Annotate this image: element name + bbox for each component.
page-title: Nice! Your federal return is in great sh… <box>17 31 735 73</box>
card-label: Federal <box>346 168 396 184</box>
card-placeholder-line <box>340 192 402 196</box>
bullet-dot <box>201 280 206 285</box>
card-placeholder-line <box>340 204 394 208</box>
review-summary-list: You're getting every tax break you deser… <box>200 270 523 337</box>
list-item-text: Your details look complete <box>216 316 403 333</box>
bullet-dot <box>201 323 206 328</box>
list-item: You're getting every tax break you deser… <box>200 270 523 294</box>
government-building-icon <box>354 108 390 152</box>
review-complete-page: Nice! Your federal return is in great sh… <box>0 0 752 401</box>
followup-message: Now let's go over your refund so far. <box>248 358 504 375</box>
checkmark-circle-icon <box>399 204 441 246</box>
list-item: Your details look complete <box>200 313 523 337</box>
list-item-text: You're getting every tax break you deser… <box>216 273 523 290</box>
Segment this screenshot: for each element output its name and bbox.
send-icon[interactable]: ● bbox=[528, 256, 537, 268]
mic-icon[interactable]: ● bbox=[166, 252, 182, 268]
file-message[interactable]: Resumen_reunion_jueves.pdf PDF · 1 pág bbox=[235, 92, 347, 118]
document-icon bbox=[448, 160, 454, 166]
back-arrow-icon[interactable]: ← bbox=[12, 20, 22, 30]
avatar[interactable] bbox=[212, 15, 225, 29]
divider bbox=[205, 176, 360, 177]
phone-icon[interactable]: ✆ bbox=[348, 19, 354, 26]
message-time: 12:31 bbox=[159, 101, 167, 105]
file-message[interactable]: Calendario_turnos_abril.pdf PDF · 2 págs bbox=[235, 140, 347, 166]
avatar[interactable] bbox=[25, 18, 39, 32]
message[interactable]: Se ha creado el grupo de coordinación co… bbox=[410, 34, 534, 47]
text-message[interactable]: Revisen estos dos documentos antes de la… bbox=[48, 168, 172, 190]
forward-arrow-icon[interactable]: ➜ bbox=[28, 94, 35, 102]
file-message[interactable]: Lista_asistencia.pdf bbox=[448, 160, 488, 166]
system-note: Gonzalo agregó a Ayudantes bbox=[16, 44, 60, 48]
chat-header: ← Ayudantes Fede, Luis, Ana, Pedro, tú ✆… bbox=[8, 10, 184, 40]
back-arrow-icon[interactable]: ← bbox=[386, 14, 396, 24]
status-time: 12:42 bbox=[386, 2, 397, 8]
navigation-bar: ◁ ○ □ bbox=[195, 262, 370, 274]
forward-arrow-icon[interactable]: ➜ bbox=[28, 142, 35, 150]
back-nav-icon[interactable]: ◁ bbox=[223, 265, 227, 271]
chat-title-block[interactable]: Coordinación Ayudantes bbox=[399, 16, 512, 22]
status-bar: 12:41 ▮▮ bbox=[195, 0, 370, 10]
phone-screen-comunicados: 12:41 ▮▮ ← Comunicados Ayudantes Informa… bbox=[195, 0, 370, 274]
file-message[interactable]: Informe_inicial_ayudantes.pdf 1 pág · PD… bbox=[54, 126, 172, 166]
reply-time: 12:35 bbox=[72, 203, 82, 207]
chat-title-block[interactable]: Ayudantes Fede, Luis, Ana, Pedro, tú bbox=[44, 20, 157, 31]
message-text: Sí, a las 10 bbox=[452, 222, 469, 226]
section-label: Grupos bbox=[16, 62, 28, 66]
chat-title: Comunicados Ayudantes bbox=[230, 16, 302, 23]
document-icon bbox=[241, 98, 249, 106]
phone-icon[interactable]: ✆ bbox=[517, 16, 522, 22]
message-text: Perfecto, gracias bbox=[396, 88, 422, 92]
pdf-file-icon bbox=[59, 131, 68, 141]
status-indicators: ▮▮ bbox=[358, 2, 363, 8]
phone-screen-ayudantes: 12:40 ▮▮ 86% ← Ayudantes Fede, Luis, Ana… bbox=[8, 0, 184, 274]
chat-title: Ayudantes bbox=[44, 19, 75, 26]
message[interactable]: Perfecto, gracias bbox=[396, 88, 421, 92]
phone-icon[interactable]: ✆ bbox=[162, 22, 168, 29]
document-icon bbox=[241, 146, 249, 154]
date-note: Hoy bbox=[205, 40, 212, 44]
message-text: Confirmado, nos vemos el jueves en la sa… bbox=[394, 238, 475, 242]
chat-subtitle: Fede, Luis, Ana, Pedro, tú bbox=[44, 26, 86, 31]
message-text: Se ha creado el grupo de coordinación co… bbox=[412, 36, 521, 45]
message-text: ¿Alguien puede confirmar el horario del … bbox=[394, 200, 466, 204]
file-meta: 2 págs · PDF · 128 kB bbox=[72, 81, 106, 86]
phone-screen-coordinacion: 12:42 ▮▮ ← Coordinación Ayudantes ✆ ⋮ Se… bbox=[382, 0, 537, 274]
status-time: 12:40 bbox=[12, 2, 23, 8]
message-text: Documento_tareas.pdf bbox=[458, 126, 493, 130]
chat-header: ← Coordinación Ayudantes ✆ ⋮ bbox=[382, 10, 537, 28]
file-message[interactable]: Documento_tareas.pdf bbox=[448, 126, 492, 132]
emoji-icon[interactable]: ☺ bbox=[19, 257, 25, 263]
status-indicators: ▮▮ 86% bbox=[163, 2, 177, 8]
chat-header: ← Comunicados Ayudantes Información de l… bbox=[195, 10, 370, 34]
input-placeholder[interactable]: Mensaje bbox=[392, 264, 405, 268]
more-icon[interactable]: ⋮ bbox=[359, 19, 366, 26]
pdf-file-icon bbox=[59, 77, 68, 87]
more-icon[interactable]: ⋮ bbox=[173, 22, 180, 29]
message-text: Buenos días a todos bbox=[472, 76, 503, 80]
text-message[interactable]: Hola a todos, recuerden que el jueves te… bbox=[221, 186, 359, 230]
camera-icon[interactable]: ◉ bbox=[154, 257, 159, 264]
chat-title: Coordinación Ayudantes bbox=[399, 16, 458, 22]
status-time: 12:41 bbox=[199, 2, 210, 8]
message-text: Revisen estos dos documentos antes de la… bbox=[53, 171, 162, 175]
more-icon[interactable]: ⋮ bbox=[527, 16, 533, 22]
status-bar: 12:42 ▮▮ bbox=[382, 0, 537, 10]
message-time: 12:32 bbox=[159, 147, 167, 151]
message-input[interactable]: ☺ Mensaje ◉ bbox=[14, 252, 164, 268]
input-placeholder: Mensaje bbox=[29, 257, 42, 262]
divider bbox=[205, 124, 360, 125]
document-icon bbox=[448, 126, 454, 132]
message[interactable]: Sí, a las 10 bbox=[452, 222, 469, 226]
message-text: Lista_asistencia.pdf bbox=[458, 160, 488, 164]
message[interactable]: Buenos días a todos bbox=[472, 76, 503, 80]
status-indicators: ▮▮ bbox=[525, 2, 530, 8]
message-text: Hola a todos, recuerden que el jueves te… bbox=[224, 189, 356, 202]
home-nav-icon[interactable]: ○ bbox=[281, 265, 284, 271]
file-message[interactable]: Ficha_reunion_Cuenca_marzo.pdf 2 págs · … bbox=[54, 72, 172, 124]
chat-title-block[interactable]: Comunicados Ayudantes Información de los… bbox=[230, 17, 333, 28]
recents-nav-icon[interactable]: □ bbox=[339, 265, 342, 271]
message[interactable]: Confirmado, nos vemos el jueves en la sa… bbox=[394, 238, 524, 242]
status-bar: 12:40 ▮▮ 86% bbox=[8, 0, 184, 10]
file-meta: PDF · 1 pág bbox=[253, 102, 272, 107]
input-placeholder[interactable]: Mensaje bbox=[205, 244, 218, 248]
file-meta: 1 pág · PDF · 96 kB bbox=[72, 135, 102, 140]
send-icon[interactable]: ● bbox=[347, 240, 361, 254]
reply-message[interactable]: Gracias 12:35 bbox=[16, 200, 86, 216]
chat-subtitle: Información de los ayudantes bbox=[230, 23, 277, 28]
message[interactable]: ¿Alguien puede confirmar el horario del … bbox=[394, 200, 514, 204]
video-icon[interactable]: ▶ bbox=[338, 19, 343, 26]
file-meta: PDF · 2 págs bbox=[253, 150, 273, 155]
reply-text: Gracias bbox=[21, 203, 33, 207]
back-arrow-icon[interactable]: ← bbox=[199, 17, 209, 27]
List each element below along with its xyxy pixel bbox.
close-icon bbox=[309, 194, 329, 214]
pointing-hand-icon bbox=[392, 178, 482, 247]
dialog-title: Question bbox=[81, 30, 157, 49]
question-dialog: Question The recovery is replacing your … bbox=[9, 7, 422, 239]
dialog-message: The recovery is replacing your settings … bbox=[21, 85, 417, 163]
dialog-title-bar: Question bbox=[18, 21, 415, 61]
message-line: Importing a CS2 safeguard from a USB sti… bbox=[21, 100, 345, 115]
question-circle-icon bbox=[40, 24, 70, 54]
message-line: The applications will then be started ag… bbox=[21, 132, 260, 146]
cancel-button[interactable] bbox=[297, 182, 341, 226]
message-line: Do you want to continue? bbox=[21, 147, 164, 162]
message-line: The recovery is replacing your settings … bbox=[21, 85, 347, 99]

WHAT YOU WILL DO: Please transcribe the stretch of records from the start through the line containing "card-placeholder-line <box>340 204", with both ends included, reproducing each line precisely.

OUTPUT:
Annotate this image: element name + bbox for each component.
page-title: Nice! Your federal return is in great sh… <box>17 31 735 73</box>
card-label: Federal <box>346 168 396 184</box>
card-placeholder-line <box>340 192 402 196</box>
bullet-dot <box>201 280 206 285</box>
card-placeholder-line <box>340 204 394 208</box>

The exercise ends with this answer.